_Page:_
################

Add the following lines of code at the bottom of the InitDocumentViewer() method to initialize the Automation Manager and Automation Manager Helper.

C#
var automationManager = documentViewer.Annotations.AutomationManager; 
var automationManagerHelper = new AutomationManagerHelper(automationManager); 

Add the Document Analyzer Code

Add the two lines below inside the _fileLoad_Click event handler, under the OpenFileDialog declaration. For the purposes of this demo we will want to load PDF documents inside the C:\LEADTOOLS21\Resources\Images\Forms\Unstructured directory.

C#
OpenFileDialog ofd = new OpenFileDialog 
{ 
    InitialDirectory = @"C:\LEADTOOLS21\Resources\Images\Forms\Unstructured", 
    Filter = "PDF Files|*.pdf", 
}; 

Use the code below in the _fileAnalyze_Click event handler, to enable a user to load a JSON rule-set. The application will use that rule-set with the DocumentAnalyzer to recognize the related words and highlight them.

C#
private void _fileAnalyze_Click(object sender, RoutedEventArgs e) 
{ 
    string ruleset = null; 
 
    if (virtualDocument.Pages.Count > 0) 
    { 
        // Load JSON Rule-Set 
        OpenFileDialog openRuleset = new OpenFileDialog 
        { 
            InitialDirectory = @"C:\LEADTOOLS21\Resources\Images\Forms\Unstructured", 
            Filter = "Ruleset JSON File (*.json)|*.json", 
        }; 
        var resultDlg = openRuleset.ShowDialog(); 
        if (resultDlg.HasValue && resultDlg.Value) 
            ruleset = openRuleset.FileName; 
 
        if (ruleset != null) 
        { 
            try 
            { 
                using (var engines = UnstructuredOcrEngines.Defaults(@"C:\LEADTOOLS21\Bin\Common\OcrLEADRuntime")) 
                { 
                    // Create Analyzer 
                    DocumentAnalyzer analyzer = new DocumentAnalyzer() 
                    { 
                        Reader = new UnstructuredDataReader() 
                        { 
                            OcrEngines = engines.Engines 
                        }, 
                        QueryContext = new FileRepositoryContext(ruleset) 
                    }; 
 
                    // Add Action to Highlight Results 
                    ActionElementSet actions = new ActionElementSet(); 
                    actions.ActionElements.Add(new MyHighlightAction(docViewer)); 
 
                    DocumentAnalyzerRunOptions options = new DocumentAnalyzerRunOptions()

################

_Required work:_
From the document analyzer tutorial, pull out everything from "Add the Document" down to "and highlight them.", keeping every character unchanged.

_Data lines:_
################

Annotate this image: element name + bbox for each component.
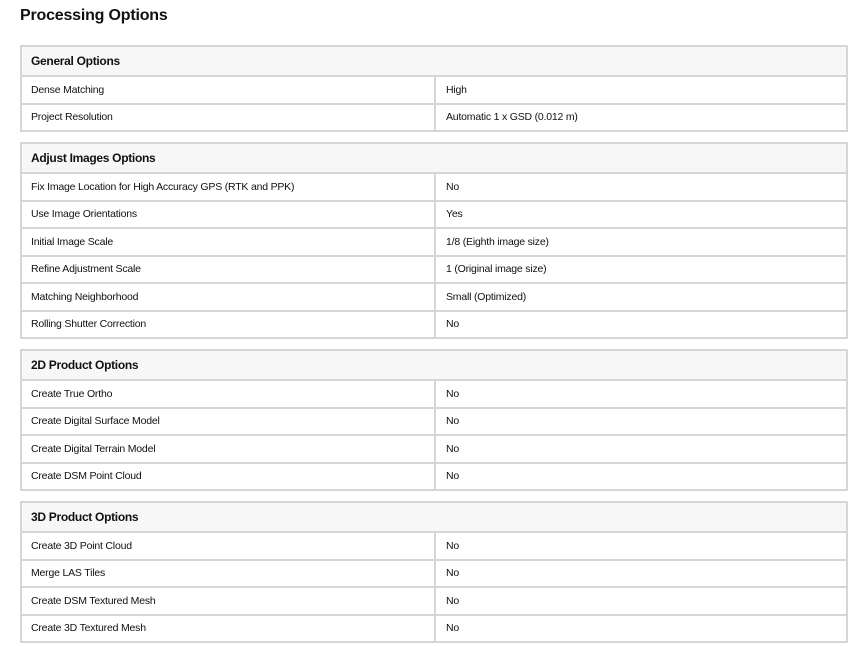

################

_Written solution:_
Add the Document Analyzer Code

Add the two lines below inside the _fileLoad_Click event handler, under the OpenFileDialog declaration. For the purposes of this demo we will want to load PDF documents inside the C:\LEADTOOLS21\Resources\Images\Forms\Unstructured directory.

C#
OpenFileDialog ofd = new OpenFileDialog 
{ 
    InitialDirectory = @"C:\LEADTOOLS21\Resources\Images\Forms\Unstructured", 
    Filter = "PDF Files|*.pdf", 
}; 

Use the code below in the _fileAnalyze_Click event handler, to enable a user to load a JSON rule-set. The application will use that rule-set with the DocumentAnalyzer to recognize the related words and highlight them.